> _作業内容_:
**A.** ぬヴェントスさんのインタビュー記事で、パーティー用に初めて作った映像はどのくらいの長さでしたか?
**B.** ぬヴェントスさんのインタビュー記事を、最後の文の後から書き継いでください。

┌─ 本文抜粋

2021年6月9日(水)から4日間にわたって開催される、モーショングラフィックスに特化したオンラインイベント「モーションモンスター(MOTION MONSTER)」。
その直前企画として、これまでのVookの取材で“憧れのクリエイター”として幾度となく名前が挙がり、2021年の映像作家100人にも選出されたぬヴェントスさんにインタビューを行いました!
今回は、ぬヴェントスさんがディレクション、モーショングラフィックスを手がけたボーカロイドとVTuberのリリックビデオ2作品を中心に、制作プロセスや映像と文字へのこだわりを掘り下げてお話しいただきました。
今後ますます注目が予想されるジャンルの1つであるリリックビデオ。既に携わっている人も、これから作りたいという人も、全クリエイター必見のインタビューです!
ぬヴェントスさんプロフィール
ぬヴェントス
茨城県出身。早稲田大学卒業後、インターネット広告代理店にてWEBマンガ編集業務を担当。入社後に趣味で映像制作を始め、2018年からフリーランスとして映像制作業務を開始。現在、株式会社OTOIROに所属。 MVやPV、ライブの映像演出を中心に、CGやモーショングラフィックスを使った映像制作に従事。
Portfolio :https://nnnuventus.tumblr.com/
Twitter:https://twitter.com/NNNuventus?s=20
Mail:mashimero.desu@gmail.com
プロのビデオグラファーを目指す学校、はじまる。入学生募集中。
PR:Vook School
作品紹介
漫画編集者から映像クリエイターに ~PinterestとSNSを駆使して独学~
――作品の話に入る前に、ぬヴェントスさんのキャリアについてお聞かせください。現在のように映像に関わる前は、漫画編集のお仕事をなさっていたそうですね。
僕がいた会社は当時なかなか人手不足で、編集部はみんな編集と何かしら他の業務を兼務していたんですね。
入社して半年くらい経った頃に連載作家さんを招待してパーティーを開催することになったのですが、デザイナーのリソースがなかったため、パーティーで使う映像を自分が作ることになりました。
それまで映像を作ったこともなく「AfterEffects」っていう名前を知っている程度でしたが、色々調べながら1分30秒ほどの映像を作りました。映像を作った機会としてはその時が最初だったと思います。
適切な言い方ではないのですが、漫画編集は作家さんに”描いてもらう”仕事で、編集として未熟だった自分は時々もどかしさを感じることがありました。その点、動画制作は自分で考えたことを自分がやりたいように表現できるのが楽しくて、最初のパーティーの後も個人的に映像を作っていました。

└─
┌─ データ一覧

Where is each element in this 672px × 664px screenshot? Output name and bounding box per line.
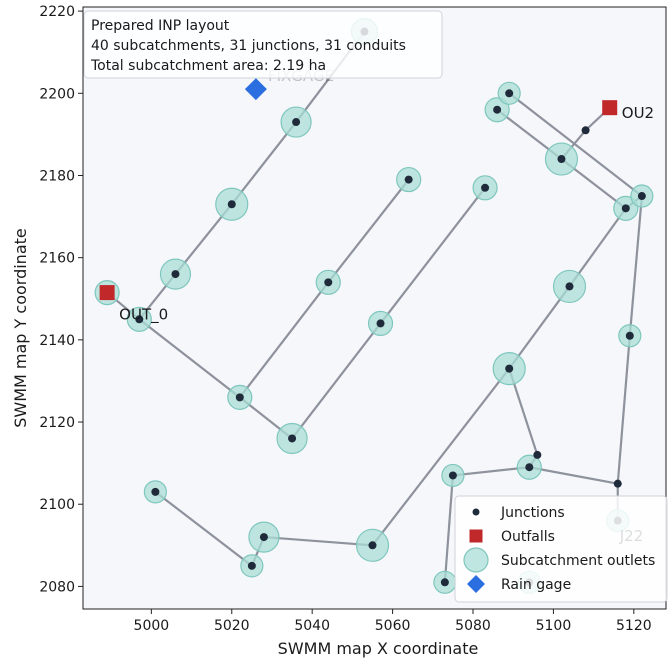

└─

> _各作業の解答_:
**A.** 1分30秒ほどです。

**B.**
作ったものを公開するというわけでもなく趣味で黙々と制作していたのですが、それを知っていた友人の紹介で、あるVTuberさんの映像を作らせていただくことになり、その辺りから仕事として映像を始めるようになりました。
ほどなくして漫画編集の仕事を辞め、丸2年フリーランスをして、2020年からはOTOIROに所属しています。
OTOIRO:https://otoiro.co.jp/
――漫画家やクリエイターといったいろんな方々の影響があったかと思うのですが、特にご自身で映像を作りたいと思うきっかけになった作品はありましたか?
スタートは、『東京喰種』の公式MADコンテストで優勝した牛丼さんの作品です。
牛丼制作:【MAD】CRY BITTERLY【東京喰種】 よりスクリーンショットで引用。
牛丼制作:東京喰種:re PV
漫画にかかわる会社だったので、やっぱり漫画の素材を使った映像を作ることが多く、牛丼さんの映像にどうやって近付こうかなという思いで手を動かしていました。文字の見せ方については牛丼さんの影響を強く受けていると思います。
あと、今同じ会社にいるサイトウユウマさんの映像は、自分にとってまさに教科書でしたね。
サイトウユウマ制作:DECO*27×堀江晶太(kemu) - セカイ feat. 初音ミク
サイトウさんの映像は1フレームずつコマ送りで見て勉強していました。中でも、『遊星まっしらけ』と『さよーならみなさん』は特に影響を受けたと思います。
『遊星まっしらけ』はシンプルにルックが好きで、CGを使った空間表現や配色のおもしろさみたいなものに気づいた作品です。
サイトウユウマ制作:ピノキオピー - 遊星まっしらけ feat. 初音ミク / Planet Masshirake
『さよーならみなさん』はCGで作られた小さな空間を舞台にしており、曲の終盤でその空間が立体の展開図のように開くのですが、外には実写の世界が広がっていて、ずっとMVで映されていた舞台はすごく小さな空間だったっていうシーンで映像が終わります。
そういう仕掛けがすごく面白いなと思って。構成にギミックがあるMVが割と好きで、その原点は『さよーならみなさん』にあった気がします。
サイトウユウマ制作:siinamota / 椎名もた - Goodbye Everyone / さよーならみなさん
――周りに教えてもらうというより、ご自身で映像を見て学ばれたのですね。ちなみに、リファレンスはどのようにして集めていきましたか?
そうですね。独立して1年ぐらいは映像関係の知り合いが少なかったのもあって、どうすれば成長できるかっていう道筋を一人で模索していました。
チュートリアルとかは、最初の方はあまり見ていませんでしたね。基本的に自分の想像する以上のものはできないと思っていて、自分が考えられるゴールの質を上げるために、評価されている映像作品を探してたくさん見てました。
作るより見る時間のほうが長かったと思います。「この映像はこういうところがすごいな」っていう発見を寄せ集めて、自分の中の基準を作っていったような気がします。
リファレンス集めは、ほぼPinterestかSNSですね。好きな作家さんは何名もいたので、ちょっと申し訳ない気持ちもありながらその方のTwitterのいいね欄を覗いたり、好きな作家さんがTwitterでフォローしてる方を見たりしていました。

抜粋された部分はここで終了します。